REQUIREMENT
Single out the lines of the material that contain "Sync" and copy them.

--- START OF DATA LINES ---

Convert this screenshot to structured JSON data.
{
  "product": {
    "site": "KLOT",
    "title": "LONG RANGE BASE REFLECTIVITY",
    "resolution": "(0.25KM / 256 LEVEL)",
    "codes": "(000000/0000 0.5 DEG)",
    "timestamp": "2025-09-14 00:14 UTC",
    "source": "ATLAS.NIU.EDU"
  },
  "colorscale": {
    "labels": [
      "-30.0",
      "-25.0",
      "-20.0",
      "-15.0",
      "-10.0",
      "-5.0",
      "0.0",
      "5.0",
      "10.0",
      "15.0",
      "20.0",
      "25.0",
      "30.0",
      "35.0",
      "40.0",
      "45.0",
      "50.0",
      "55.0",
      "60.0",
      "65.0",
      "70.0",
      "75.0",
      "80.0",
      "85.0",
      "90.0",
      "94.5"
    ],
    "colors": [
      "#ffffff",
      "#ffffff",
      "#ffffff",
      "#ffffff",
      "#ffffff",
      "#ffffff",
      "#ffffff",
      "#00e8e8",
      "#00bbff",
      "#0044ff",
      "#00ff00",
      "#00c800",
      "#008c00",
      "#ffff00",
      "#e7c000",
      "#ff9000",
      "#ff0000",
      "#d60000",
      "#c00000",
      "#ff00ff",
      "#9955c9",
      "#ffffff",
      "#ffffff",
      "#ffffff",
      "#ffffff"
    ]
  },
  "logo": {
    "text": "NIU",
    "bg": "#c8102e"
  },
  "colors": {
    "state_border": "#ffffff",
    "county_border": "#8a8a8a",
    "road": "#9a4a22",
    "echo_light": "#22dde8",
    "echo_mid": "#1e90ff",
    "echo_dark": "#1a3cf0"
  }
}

--- END OF DATA LINES ---
--- START OF DATA LINES ---

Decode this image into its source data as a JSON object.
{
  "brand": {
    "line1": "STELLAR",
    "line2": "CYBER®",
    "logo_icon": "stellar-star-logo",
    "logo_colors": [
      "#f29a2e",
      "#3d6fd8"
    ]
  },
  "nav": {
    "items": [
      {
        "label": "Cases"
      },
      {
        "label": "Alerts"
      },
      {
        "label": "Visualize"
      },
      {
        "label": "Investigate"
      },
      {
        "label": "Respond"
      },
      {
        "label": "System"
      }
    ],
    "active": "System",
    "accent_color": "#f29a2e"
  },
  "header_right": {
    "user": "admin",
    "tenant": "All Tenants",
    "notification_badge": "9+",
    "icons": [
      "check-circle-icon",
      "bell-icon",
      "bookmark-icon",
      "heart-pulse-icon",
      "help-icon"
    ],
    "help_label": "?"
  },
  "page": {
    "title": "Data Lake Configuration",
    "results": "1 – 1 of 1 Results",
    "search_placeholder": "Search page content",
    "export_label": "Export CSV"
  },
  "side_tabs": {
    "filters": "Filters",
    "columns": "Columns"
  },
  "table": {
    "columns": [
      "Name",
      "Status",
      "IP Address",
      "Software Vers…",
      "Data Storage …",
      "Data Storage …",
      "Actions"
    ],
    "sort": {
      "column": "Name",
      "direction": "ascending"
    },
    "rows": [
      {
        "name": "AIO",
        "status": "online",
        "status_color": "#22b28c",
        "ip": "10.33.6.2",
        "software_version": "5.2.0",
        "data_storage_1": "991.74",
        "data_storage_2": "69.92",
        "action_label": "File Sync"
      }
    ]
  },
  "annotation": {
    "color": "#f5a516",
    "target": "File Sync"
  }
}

--- END OF DATA LINES ---

SOLVED PROBLEM
        "action_label": "File Sync"
    "target": "File Sync"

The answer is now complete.